THE PROBLEM
Give back each entry unchanged, minus pictures.

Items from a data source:

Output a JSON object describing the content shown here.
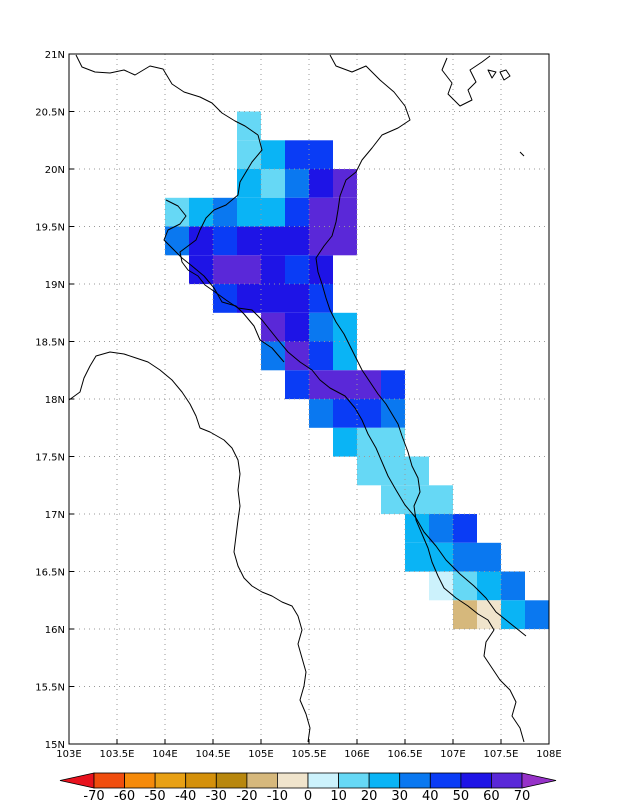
{
  "map": {
    "lon_range": [
      103,
      108
    ],
    "lat_range": [
      15,
      21
    ],
    "lon_ticks": [
      "103E",
      "103.5E",
      "104E",
      "104.5E",
      "105E",
      "105.5E",
      "106E",
      "106.5E",
      "107E",
      "107.5E",
      "108E"
    ],
    "lat_ticks": [
      "15N",
      "15.5N",
      "16N",
      "16.5N",
      "17N",
      "17.5N",
      "18N",
      "18.5N",
      "19N",
      "19.5N",
      "20N",
      "20.5N",
      "21N"
    ],
    "grid": "dotted",
    "cell_size_deg": 0.25
  },
  "colorbar": {
    "labels": [
      "-70",
      "-60",
      "-50",
      "-40",
      "-30",
      "-20",
      "-10",
      "0",
      "10",
      "20",
      "30",
      "40",
      "50",
      "60",
      "70"
    ],
    "colors": [
      "#e8121e",
      "#f04d0e",
      "#f58a0a",
      "#e8a014",
      "#d4900a",
      "#b8870e",
      "#d6b87c",
      "#f0e4cc",
      "#ccf2fc",
      "#66d8f5",
      "#0ab4f5",
      "#0a78f0",
      "#0a3cf5",
      "#1e14e6",
      "#5a28d8",
      "#9632c8"
    ]
  },
  "grid_cells": [
    [
      104.75,
      20.25,
      2
    ],
    [
      104.75,
      20.0,
      2
    ],
    [
      105.0,
      20.0,
      3
    ],
    [
      105.25,
      20.0,
      5
    ],
    [
      105.5,
      20.0,
      5
    ],
    [
      104.75,
      19.75,
      3
    ],
    [
      105.0,
      19.75,
      2
    ],
    [
      105.25,
      19.75,
      4
    ],
    [
      105.5,
      19.75,
      6
    ],
    [
      105.75,
      19.75,
      7
    ],
    [
      104.0,
      19.5,
      2
    ],
    [
      104.25,
      19.5,
      3
    ],
    [
      104.5,
      19.5,
      4
    ],
    [
      104.75,
      19.5,
      3
    ],
    [
      105.0,
      19.5,
      3
    ],
    [
      105.25,
      19.5,
      5
    ],
    [
      105.5,
      19.5,
      7
    ],
    [
      105.75,
      19.5,
      7
    ],
    [
      104.0,
      19.25,
      4
    ],
    [
      104.25,
      19.25,
      6
    ],
    [
      104.5,
      19.25,
      5
    ],
    [
      104.75,
      19.25,
      6
    ],
    [
      105.0,
      19.25,
      6
    ],
    [
      105.25,
      19.25,
      6
    ],
    [
      105.5,
      19.25,
      7
    ],
    [
      105.75,
      19.25,
      7
    ],
    [
      104.25,
      19.0,
      6
    ],
    [
      104.5,
      19.0,
      7
    ],
    [
      104.75,
      19.0,
      7
    ],
    [
      105.0,
      19.0,
      6
    ],
    [
      105.25,
      19.0,
      5
    ],
    [
      105.5,
      19.0,
      6
    ],
    [
      104.5,
      18.75,
      5
    ],
    [
      104.75,
      18.75,
      6
    ],
    [
      105.0,
      18.75,
      6
    ],
    [
      105.25,
      18.75,
      6
    ],
    [
      105.5,
      18.75,
      5
    ],
    [
      105.0,
      18.5,
      7
    ],
    [
      105.25,
      18.5,
      6
    ],
    [
      105.5,
      18.5,
      4
    ],
    [
      105.75,
      18.5,
      3
    ],
    [
      105.0,
      18.25,
      4
    ],
    [
      105.25,
      18.25,
      7
    ],
    [
      105.5,
      18.25,
      5
    ],
    [
      105.75,
      18.25,
      3
    ],
    [
      105.25,
      18.0,
      5
    ],
    [
      105.5,
      18.0,
      7
    ],
    [
      105.75,
      18.0,
      7
    ],
    [
      106.0,
      18.0,
      7
    ],
    [
      106.25,
      18.0,
      5
    ],
    [
      105.5,
      17.75,
      4
    ],
    [
      105.75,
      17.75,
      5
    ],
    [
      106.0,
      17.75,
      5
    ],
    [
      106.25,
      17.75,
      4
    ],
    [
      105.75,
      17.5,
      3
    ],
    [
      106.0,
      17.5,
      2
    ],
    [
      106.25,
      17.5,
      2
    ],
    [
      106.0,
      17.25,
      2
    ],
    [
      106.25,
      17.25,
      2
    ],
    [
      106.5,
      17.25,
      2
    ],
    [
      106.25,
      17.0,
      2
    ],
    [
      106.5,
      17.0,
      2
    ],
    [
      106.75,
      17.0,
      2
    ],
    [
      106.5,
      16.75,
      3
    ],
    [
      106.75,
      16.75,
      4
    ],
    [
      107.0,
      16.75,
      5
    ],
    [
      106.5,
      16.5,
      3
    ],
    [
      106.75,
      16.5,
      3
    ],
    [
      107.0,
      16.5,
      4
    ],
    [
      107.25,
      16.5,
      4
    ],
    [
      106.75,
      16.25,
      1
    ],
    [
      107.0,
      16.25,
      2
    ],
    [
      107.25,
      16.25,
      3
    ],
    [
      107.5,
      16.25,
      4
    ],
    [
      107.0,
      16.0,
      -1
    ],
    [
      107.25,
      16.0,
      0
    ],
    [
      107.5,
      16.0,
      3
    ],
    [
      107.75,
      16.0,
      4
    ]
  ]
}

EXERCISE OUTPUT
Output a JSON object describing the content shown here.
{
  "map": {
    "lon_range": [
      103,
      108
    ],
    "lat_range": [
      15,
      21
    ],
    "lon_ticks": [
      "103E",
      "103.5E",
      "104E",
      "104.5E",
      "105E",
      "105.5E",
      "106E",
      "106.5E",
      "107E",
      "107.5E",
      "108E"
    ],
    "lat_ticks": [
      "15N",
      "15.5N",
      "16N",
      "16.5N",
      "17N",
      "17.5N",
      "18N",
      "18.5N",
      "19N",
      "19.5N",
      "20N",
      "20.5N",
      "21N"
    ],
    "grid": "dotted",
    "cell_size_deg": 0.25
  },
  "colorbar": {
    "labels": [
      "-70",
      "-60",
      "-50",
      "-40",
      "-30",
      "-20",
      "-10",
      "0",
      "10",
      "20",
      "30",
      "40",
      "50",
      "60",
      "70"
    ],
    "colors": [
      "#e8121e",
      "#f04d0e",
      "#f58a0a",
      "#e8a014",
      "#d4900a",
      "#b8870e",
      "#d6b87c",
      "#f0e4cc",
      "#ccf2fc",
      "#66d8f5",
      "#0ab4f5",
      "#0a78f0",
      "#0a3cf5",
      "#1e14e6",
      "#5a28d8",
      "#9632c8"
    ]
  },
  "grid_cells": [
    [
      104.75,
      20.25,
      2
    ],
    [
      104.75,
      20.0,
      2
    ],
    [
      105.0,
      20.0,
      3
    ],
    [
      105.25,
      20.0,
      5
    ],
    [
      105.5,
      20.0,
      5
    ],
    [
      104.75,
      19.75,
      3
    ],
    [
      105.0,
      19.75,
      2
    ],
    [
      105.25,
      19.75,
      4
    ],
    [
      105.5,
      19.75,
      6
    ],
    [
      105.75,
      19.75,
      7
    ],
    [
      104.0,
      19.5,
      2
    ],
    [
      104.25,
      19.5,
      3
    ],
    [
      104.5,
      19.5,
      4
    ],
    [
      104.75,
      19.5,
      3
    ],
    [
      105.0,
      19.5,
      3
    ],
    [
      105.25,
      19.5,
      5
    ],
    [
      105.5,
      19.5,
      7
    ],
    [
      105.75,
      19.5,
      7
    ],
    [
      104.0,
      19.25,
      4
    ],
    [
      104.25,
      19.25,
      6
    ],
    [
      104.5,
      19.25,
      5
    ],
    [
      104.75,
      19.25,
      6
    ],
    [
      105.0,
      19.25,
      6
    ],
    [
      105.25,
      19.25,
      6
    ],
    [
      105.5,
      19.25,
      7
    ],
    [
      105.75,
      19.25,
      7
    ],
    [
      104.25,
      19.0,
      6
    ],
    [
      104.5,
      19.0,
      7
    ],
    [
      104.75,
      19.0,
      7
    ],
    [
      105.0,
      19.0,
      6
    ],
    [
      105.25,
      19.0,
      5
    ],
    [
      105.5,
      19.0,
      6
    ],
    [
      104.5,
      18.75,
      5
    ],
    [
      104.75,
      18.75,
      6
    ],
    [
      105.0,
      18.75,
      6
    ],
    [
      105.25,
      18.75,
      6
    ],
    [
      105.5,
      18.75,
      5
    ],
    [
      105.0,
      18.5,
      7
    ],
    [
      105.25,
      18.5,
      6
    ],
    [
      105.5,
      18.5,
      4
    ],
    [
      105.75,
      18.5,
      3
    ],
    [
      105.0,
      18.25,
      4
    ],
    [
      105.25,
      18.25,
      7
    ],
    [
      105.5,
      18.25,
      5
    ],
    [
      105.75,
      18.25,
      3
    ],
    [
      105.25,
      18.0,
      5
    ],
    [
      105.5,
      18.0,
      7
    ],
    [
      105.75,
      18.0,
      7
    ],
    [
      106.0,
      18.0,
      7
    ],
    [
      106.25,
      18.0,
      5
    ],
    [
      105.5,
      17.75,
      4
    ],
    [
      105.75,
      17.75,
      5
    ],
    [
      106.0,
      17.75,
      5
    ],
    [
      106.25,
      17.75,
      4
    ],
    [
      105.75,
      17.5,
      3
    ],
    [
      106.0,
      17.5,
      2
    ],
    [
      106.25,
      17.5,
      2
    ],
    [
      106.0,
      17.25,
      2
    ],
    [
      106.25,
      17.25,
      2
    ],
    [
      106.5,
      17.25,
      2
    ],
    [
      106.25,
      17.0,
      2
    ],
    [
      106.5,
      17.0,
      2
    ],
    [
      106.75,
      17.0,
      2
    ],
    [
      106.5,
      16.75,
      3
    ],
    [
      106.75,
      16.75,
      4
    ],
    [
      107.0,
      16.75,
      5
    ],
    [
      106.5,
      16.5,
      3
    ],
    [
      106.75,
      16.5,
      3
    ],
    [
      107.0,
      16.5,
      4
    ],
    [
      107.25,
      16.5,
      4
    ],
    [
      106.75,
      16.25,
      1
    ],
    [
      107.0,
      16.25,
      2
    ],
    [
      107.25,
      16.25,
      3
    ],
    [
      107.5,
      16.25,
      4
    ],
    [
      107.0,
      16.0,
      -1
    ],
    [
      107.25,
      16.0,
      0
    ],
    [
      107.5,
      16.0,
      3
    ],
    [
      107.75,
      16.0,
      4
    ]
  ]
}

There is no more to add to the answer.